### To do
Lines holding the string "гаиләгә" are the ones to copy; find them all in the data.

### Task input

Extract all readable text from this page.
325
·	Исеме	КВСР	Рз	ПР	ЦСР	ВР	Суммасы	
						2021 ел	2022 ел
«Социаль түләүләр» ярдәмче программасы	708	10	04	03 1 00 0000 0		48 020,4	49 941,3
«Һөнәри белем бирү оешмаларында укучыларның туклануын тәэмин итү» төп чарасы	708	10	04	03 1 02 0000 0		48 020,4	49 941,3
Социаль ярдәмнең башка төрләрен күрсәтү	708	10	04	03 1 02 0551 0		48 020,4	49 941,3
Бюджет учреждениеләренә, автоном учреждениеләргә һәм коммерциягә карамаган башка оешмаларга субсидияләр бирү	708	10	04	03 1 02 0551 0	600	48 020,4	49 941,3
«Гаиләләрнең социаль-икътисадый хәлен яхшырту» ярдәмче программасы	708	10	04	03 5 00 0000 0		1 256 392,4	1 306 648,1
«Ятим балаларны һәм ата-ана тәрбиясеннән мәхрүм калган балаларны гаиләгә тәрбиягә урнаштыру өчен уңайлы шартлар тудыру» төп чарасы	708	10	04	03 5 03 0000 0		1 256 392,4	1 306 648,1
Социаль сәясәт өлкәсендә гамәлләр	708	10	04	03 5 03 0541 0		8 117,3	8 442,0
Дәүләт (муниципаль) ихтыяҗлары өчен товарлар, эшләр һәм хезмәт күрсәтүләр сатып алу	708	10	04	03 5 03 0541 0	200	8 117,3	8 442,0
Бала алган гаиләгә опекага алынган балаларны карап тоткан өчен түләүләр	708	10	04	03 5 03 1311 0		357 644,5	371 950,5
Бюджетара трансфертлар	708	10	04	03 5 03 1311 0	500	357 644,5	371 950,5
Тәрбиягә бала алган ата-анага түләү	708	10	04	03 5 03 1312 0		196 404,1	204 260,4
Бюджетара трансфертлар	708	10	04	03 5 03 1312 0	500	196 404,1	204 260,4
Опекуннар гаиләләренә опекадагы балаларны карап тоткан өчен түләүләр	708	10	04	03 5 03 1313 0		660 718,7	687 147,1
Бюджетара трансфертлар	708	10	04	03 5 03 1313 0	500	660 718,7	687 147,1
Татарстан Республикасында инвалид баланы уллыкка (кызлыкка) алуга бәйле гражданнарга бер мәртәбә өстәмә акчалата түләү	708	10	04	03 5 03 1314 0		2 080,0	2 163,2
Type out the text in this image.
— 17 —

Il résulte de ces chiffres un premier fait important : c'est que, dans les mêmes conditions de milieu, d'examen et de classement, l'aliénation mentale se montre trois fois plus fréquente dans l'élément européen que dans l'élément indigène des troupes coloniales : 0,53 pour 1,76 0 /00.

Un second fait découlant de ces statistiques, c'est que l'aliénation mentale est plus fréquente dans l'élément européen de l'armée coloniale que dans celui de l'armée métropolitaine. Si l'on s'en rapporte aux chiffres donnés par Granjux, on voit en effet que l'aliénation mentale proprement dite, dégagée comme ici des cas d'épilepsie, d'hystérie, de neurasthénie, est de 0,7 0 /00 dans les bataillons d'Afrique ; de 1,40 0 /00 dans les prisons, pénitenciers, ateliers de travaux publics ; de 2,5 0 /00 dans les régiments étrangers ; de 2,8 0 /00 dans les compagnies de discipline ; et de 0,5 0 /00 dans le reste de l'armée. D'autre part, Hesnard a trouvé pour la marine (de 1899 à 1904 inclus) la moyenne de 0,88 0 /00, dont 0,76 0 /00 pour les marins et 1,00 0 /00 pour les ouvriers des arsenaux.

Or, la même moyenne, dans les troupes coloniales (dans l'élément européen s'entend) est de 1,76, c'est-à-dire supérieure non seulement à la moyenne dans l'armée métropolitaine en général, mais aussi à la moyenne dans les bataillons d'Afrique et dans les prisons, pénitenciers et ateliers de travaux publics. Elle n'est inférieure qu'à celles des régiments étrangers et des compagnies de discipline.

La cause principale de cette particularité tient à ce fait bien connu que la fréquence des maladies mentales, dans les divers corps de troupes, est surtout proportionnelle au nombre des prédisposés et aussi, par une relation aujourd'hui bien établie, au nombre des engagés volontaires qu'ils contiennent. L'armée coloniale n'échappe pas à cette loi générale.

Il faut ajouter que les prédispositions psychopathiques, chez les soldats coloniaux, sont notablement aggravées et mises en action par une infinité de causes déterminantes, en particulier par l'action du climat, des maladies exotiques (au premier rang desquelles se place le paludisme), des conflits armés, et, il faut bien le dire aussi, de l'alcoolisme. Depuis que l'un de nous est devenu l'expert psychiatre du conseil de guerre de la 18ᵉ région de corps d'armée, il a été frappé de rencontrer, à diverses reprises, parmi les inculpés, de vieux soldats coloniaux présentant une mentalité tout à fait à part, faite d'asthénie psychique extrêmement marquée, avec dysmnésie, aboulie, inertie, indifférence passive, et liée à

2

### Written solution
«Ятим балаларны һәм ата-ана тәрбиясеннән мәхрүм калган балаларны гаиләгә тәрбиягә урнаштыру өчен уңайлы шартлар тудыру» төп чарасы	708	10	04	03 5 03 0000 0		1 256 392,4	1 306 648,1
Бала алган гаиләгә опекага алынган балаларны карап тоткан өчен түләүләр	708	10	04	03 5 03 1311 0		357 644,5	371 950,5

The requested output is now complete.